## Short task
Reproduce the lines verbatim, starting at the first line and stopping after the line that contains "Give bounding boxes", including both ends. Leave the pictures out of your output.

#### Input for this task ####

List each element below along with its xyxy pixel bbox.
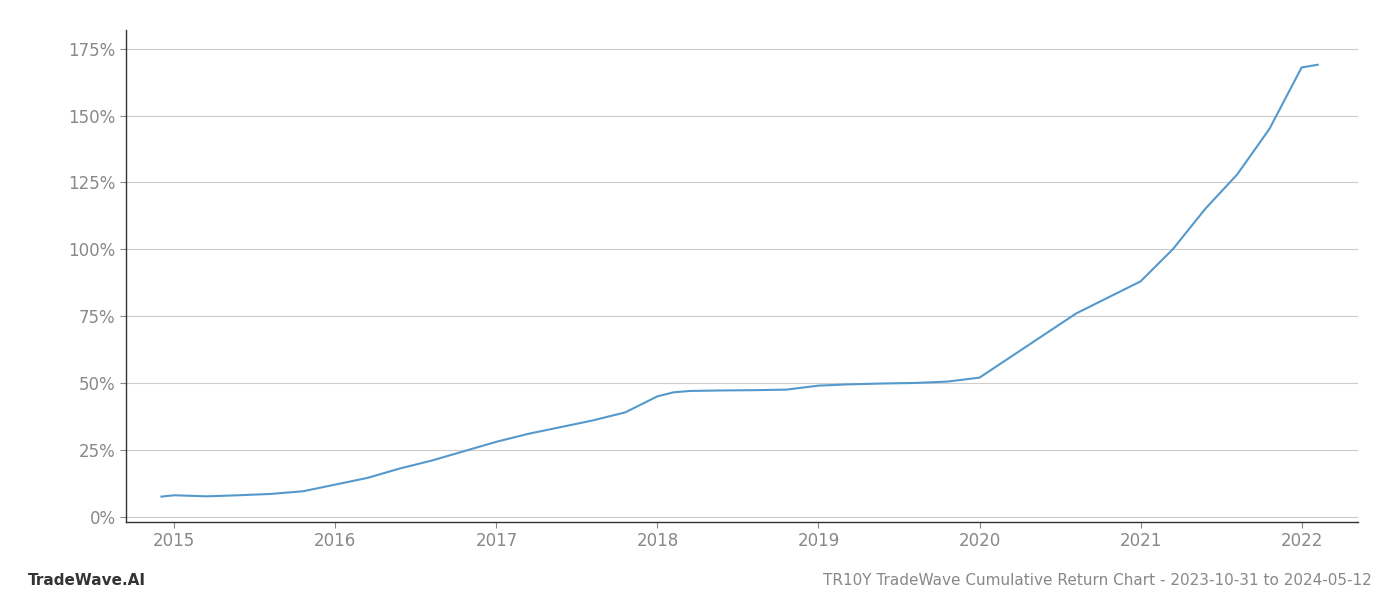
Text: TR10Y TradeWave Cumulative Return Chart - 2023-10-31 to 2024-05-12: TR10Y TradeWave Cumulative Return Chart … — [823, 573, 1372, 588]
Text: TradeWave.AI: TradeWave.AI — [28, 573, 146, 588]
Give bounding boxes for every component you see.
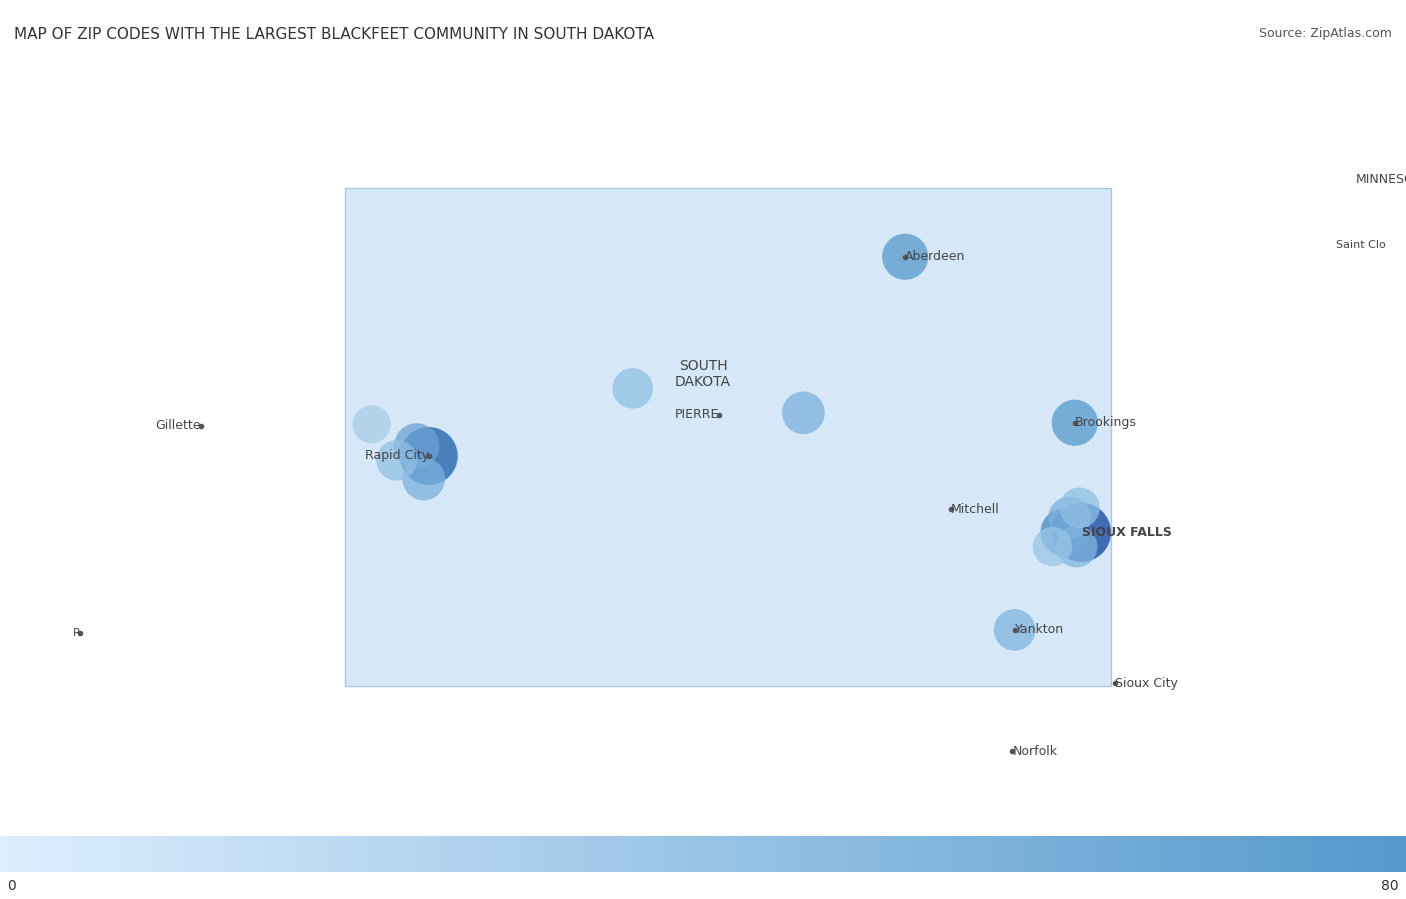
Text: MINNESOTA: MINNESOTA (1355, 174, 1406, 186)
Text: Norfolk: Norfolk (1012, 744, 1057, 758)
Point (1063, 415, 1085, 430)
Text: 80: 80 (1381, 878, 1399, 893)
Text: 0: 0 (7, 878, 15, 893)
Point (418, 449, 440, 463)
Point (360, 417, 382, 432)
Text: Source: ZipAtlas.com: Source: ZipAtlas.com (1258, 27, 1392, 40)
Point (1004, 623, 1026, 637)
Point (1069, 501, 1091, 515)
Point (1053, 525, 1076, 539)
Point (412, 472, 434, 486)
Point (1066, 539, 1088, 554)
Text: Gillette: Gillette (155, 419, 201, 432)
Point (385, 453, 408, 467)
Point (792, 405, 814, 420)
Text: Rapid City: Rapid City (364, 450, 429, 462)
Text: Sioux City: Sioux City (1115, 677, 1178, 690)
Text: Yankton: Yankton (1015, 623, 1064, 636)
Text: SOUTH
DAKOTA: SOUTH DAKOTA (675, 359, 731, 389)
Point (1070, 525, 1092, 539)
Point (1059, 511, 1081, 525)
Point (621, 381, 644, 396)
Text: Mitchell: Mitchell (950, 503, 1000, 516)
Text: SIOUX FALLS: SIOUX FALLS (1081, 526, 1171, 539)
Text: R: R (73, 628, 80, 638)
Text: Aberdeen: Aberdeen (905, 250, 966, 263)
Point (405, 439, 427, 453)
Point (894, 250, 917, 264)
FancyBboxPatch shape (346, 189, 1111, 686)
Point (1042, 539, 1064, 554)
Text: PIERRE: PIERRE (675, 408, 720, 421)
Text: Saint Clo: Saint Clo (1336, 239, 1385, 250)
Text: MAP OF ZIP CODES WITH THE LARGEST BLACKFEET COMMUNITY IN SOUTH DAKOTA: MAP OF ZIP CODES WITH THE LARGEST BLACKF… (14, 27, 654, 42)
Text: Brookings: Brookings (1074, 416, 1136, 429)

####

## Correct result
List each element below along with its xyxy pixel bbox.
Text: TR10Y TradeWave Cumulative Return Chart - 2023-10-31 to 2024-05-12: TR10Y TradeWave Cumulative Return Chart … — [823, 573, 1372, 588]
Text: TradeWave.AI: TradeWave.AI — [28, 573, 146, 588]
Give bounding boxes for every component you see.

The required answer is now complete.